**What you have to do**
Every line containing the word "water" needs to be found and copied.

**Supplied information**
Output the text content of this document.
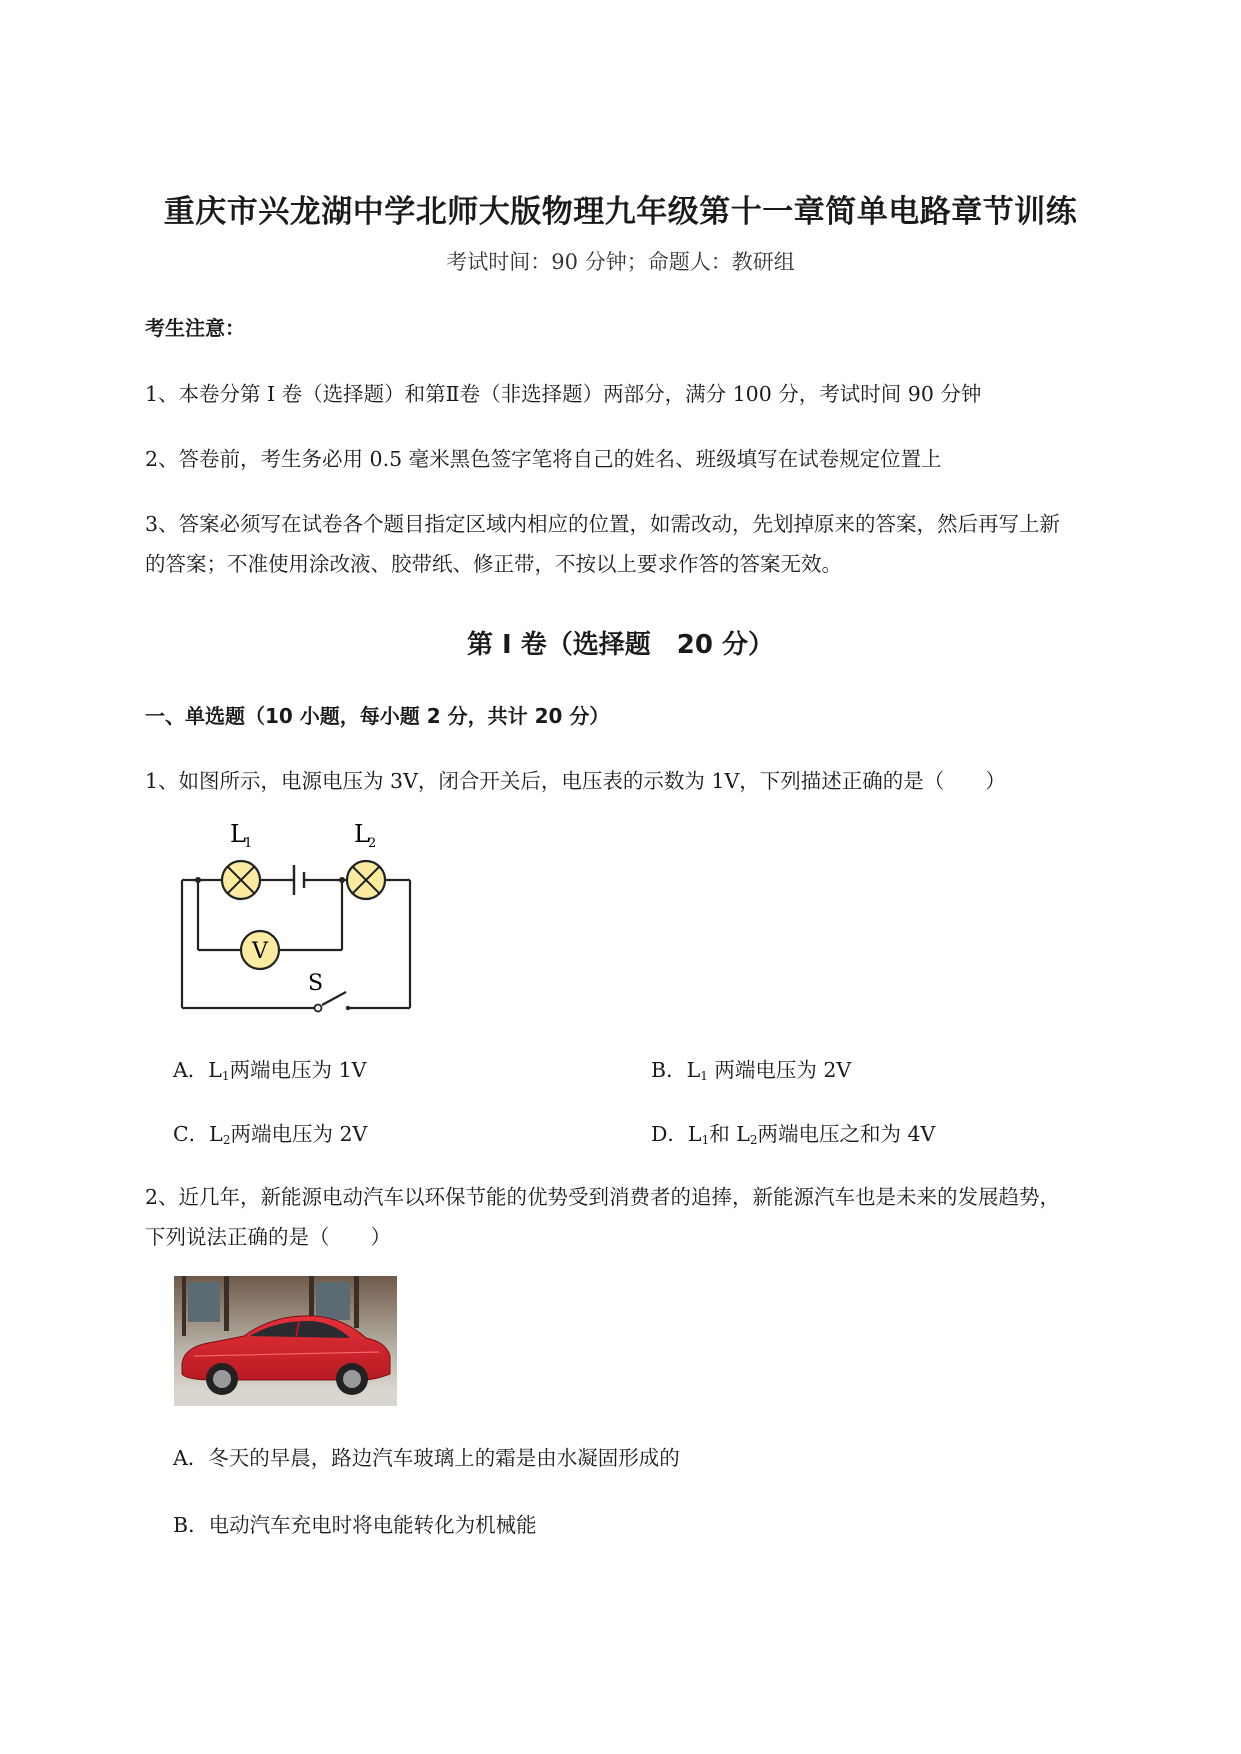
重庆市兴龙湖中学北师大版物理九年级第十一章简单电路章节训练
考试时间：90 分钟；命题人：教研组
考生注意：
1、本卷分第 I 卷（选择题）和第Ⅱ卷（非选择题）两部分，满分 100 分，考试时间 90 分钟
2、答卷前，考生务必用 0.5 毫米黑色签字笔将自己的姓名、班级填写在试卷规定位置上
3、答案必须写在试卷各个题目指定区域内相应的位置，如需改动，先划掉原来的答案，然后再写上新
的答案；不准使用涂改液、胶带纸、修正带，不按以上要求作答的答案无效。
第 I 卷（选择题　20 分）
一、单选题（10 小题，每小题 2 分，共计 20 分）
1、如图所示，电源电压为 3V，闭合开关后，电压表的示数为 1V，下列描述正确的是（　　）
V
L
1	L
2
S
A．$L_1$两端电压为 1V	B．$L_1$ 两端电压为 2V
C．$L_2$两端电压为 2V	D．$L_1$和 $L_2$两端电压之和为 4V
2、近几年，新能源电动汽车以环保节能的优势受到消费者的追捧，新能源汽车也是未来的发展趋势，
下列说法正确的是（　　）
A．冬天的早晨，路边汽车玻璃上的霜是由水凝固形成的
B．电动汽车充电时将电能转化为机械能
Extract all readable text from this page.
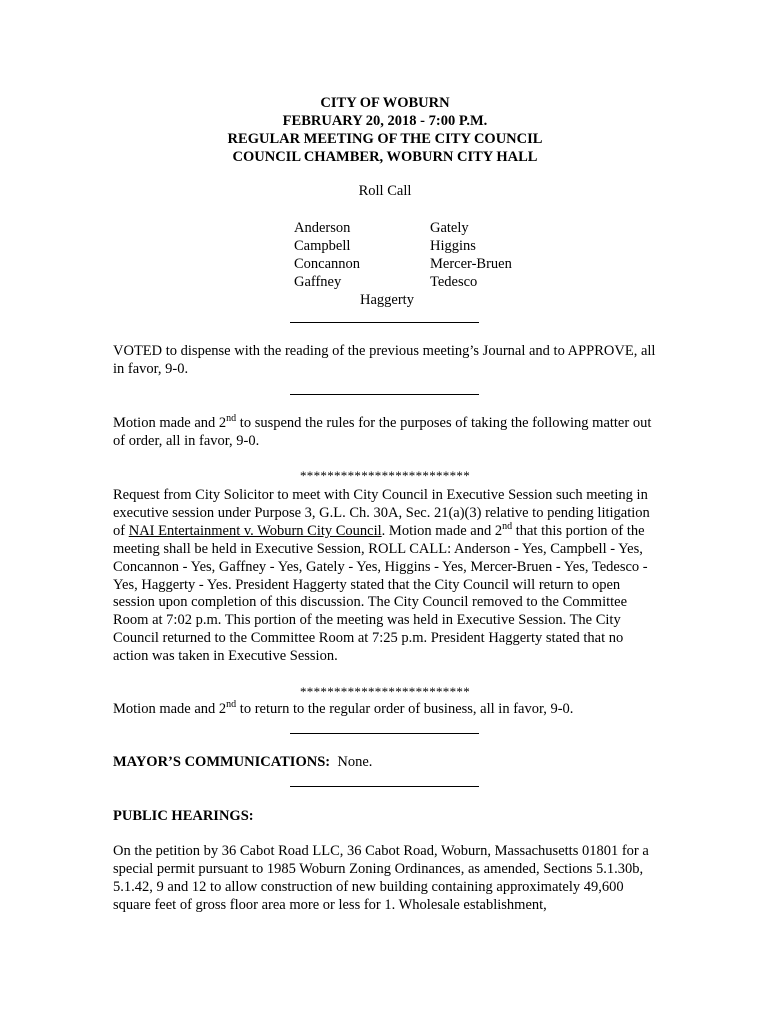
CITY OF WOBURN
FEBRUARY 20, 2018 - 7:00 P.M.
REGULAR MEETING OF THE CITY COUNCIL
COUNCIL CHAMBER, WOBURN CITY HALL
Roll Call
Anderson
Campbell
Concannon
Gaffney
Gately
Higgins
Mercer-Bruen
Tedesco
Haggerty
VOTED to dispense with the reading of the previous meeting’s Journal and to APPROVE, all in favor, 9-0.
Motion made and 2nd to suspend the rules for the purposes of taking the following matter out of order, all in favor, 9-0.
*************************
Request from City Solicitor to meet with City Council in Executive Session such meeting in executive session under Purpose 3, G.L. Ch. 30A, Sec. 21(a)(3) relative to pending litigation of NAI Entertainment v. Woburn City Council. Motion made and 2nd that this portion of the meeting shall be held in Executive Session, ROLL CALL: Anderson - Yes, Campbell - Yes, Concannon - Yes, Gaffney - Yes, Gately - Yes, Higgins - Yes, Mercer-Bruen - Yes, Tedesco - Yes, Haggerty - Yes. President Haggerty stated that the City Council will return to open session upon completion of this discussion. The City Council removed to the Committee Room at 7:02 p.m. This portion of the meeting was held in Executive Session. The City Council returned to the Committee Room at 7:25 p.m. President Haggerty stated that no action was taken in Executive Session.
*************************
Motion made and 2nd to return to the regular order of business, all in favor, 9-0.
MAYOR’S COMMUNICATIONS:  None.
PUBLIC HEARINGS:
On the petition by 36 Cabot Road LLC, 36 Cabot Road, Woburn, Massachusetts 01801 for a special permit pursuant to 1985 Woburn Zoning Ordinances, as amended, Sections 5.1.30b, 5.1.42, 9 and 12 to allow construction of new building containing approximately 49,600 square feet of gross floor area more or less for 1. Wholesale establishment,
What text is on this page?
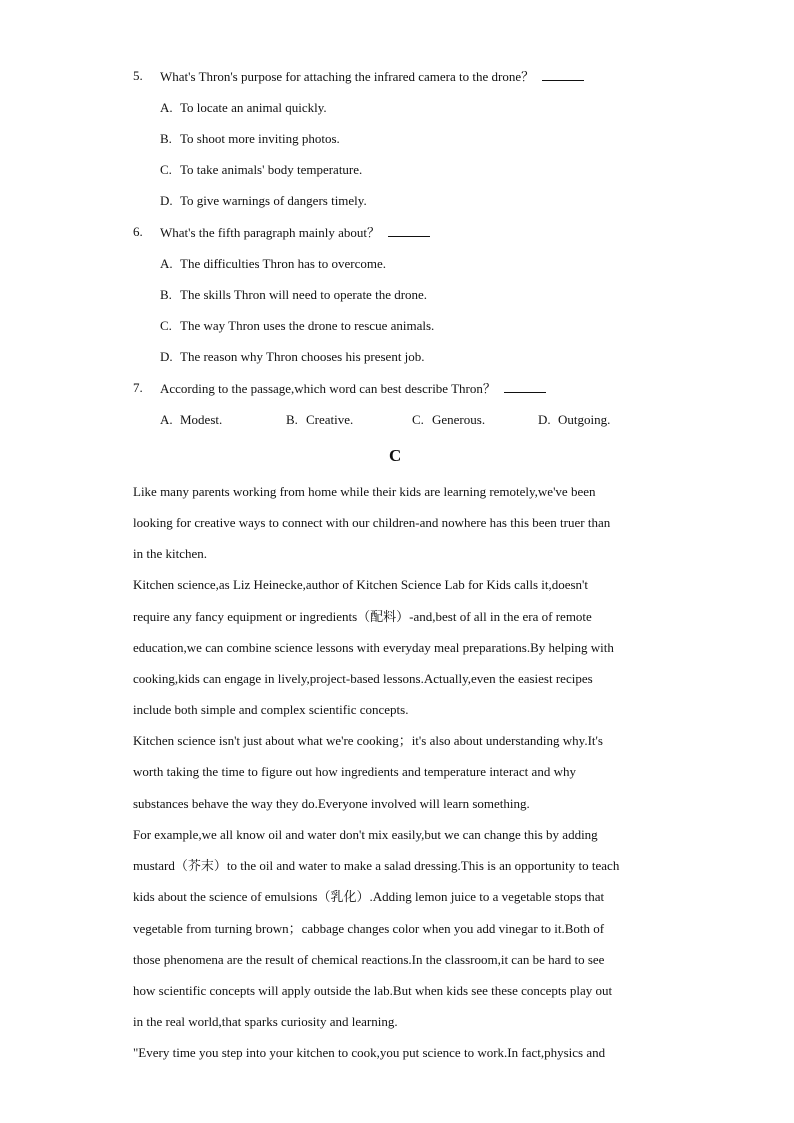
5. What's Thron's purpose for attaching the infrared camera to the drone？
A. To locate an animal quickly.
B. To shoot more inviting photos.
C. To take animals' body temperature.
D. To give warnings of dangers timely.
6. What's the fifth paragraph mainly about？
A. The difficulties Thron has to overcome.
B. The skills Thron will need to operate the drone.
C. The way Thron uses the drone to rescue animals.
D. The reason why Thron chooses his present job.
7. According to the passage,which word can best describe Thron？
A. Modest.	B. Creative.	C. Generous.	D. Outgoing.
C
Like many parents working from home while their kids are learning remotely,we've been
looking for creative ways to connect with our children-and nowhere has this been truer than
in the kitchen.
Kitchen science,as Liz Heinecke,author of Kitchen Science Lab for Kids calls it,doesn't
require any fancy equipment or ingredients（配料）-and,best of all in the era of remote
education,we can combine science lessons with everyday meal preparations.By helping with
cooking,kids can engage in lively,project-based lessons.Actually,even the easiest recipes
include both simple and complex scientific concepts.
Kitchen science isn't just about what we're cooking；it's also about understanding why.It's
worth taking the time to figure out how ingredients and temperature interact and why
substances behave the way they do.Everyone involved will learn something.
For example,we all know oil and water don't mix easily,but we can change this by adding
mustard（芥末）to the oil and water to make a salad dressing.This is an opportunity to teach
kids about the science of emulsions（乳化）.Adding lemon juice to a vegetable stops that
vegetable from turning brown；cabbage changes color when you add vinegar to it.Both of
those phenomena are the result of chemical reactions.In the classroom,it can be hard to see
how scientific concepts will apply outside the lab.But when kids see these concepts play out
in the real world,that sparks curiosity and learning.
"Every time you step into your kitchen to cook,you put science to work.In fact,physics and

**Output for this exercise**
For example,we all know oil and water don't mix easily,but we can change this by adding
mustard（芥末）to the oil and water to make a salad dressing.This is an opportunity to teach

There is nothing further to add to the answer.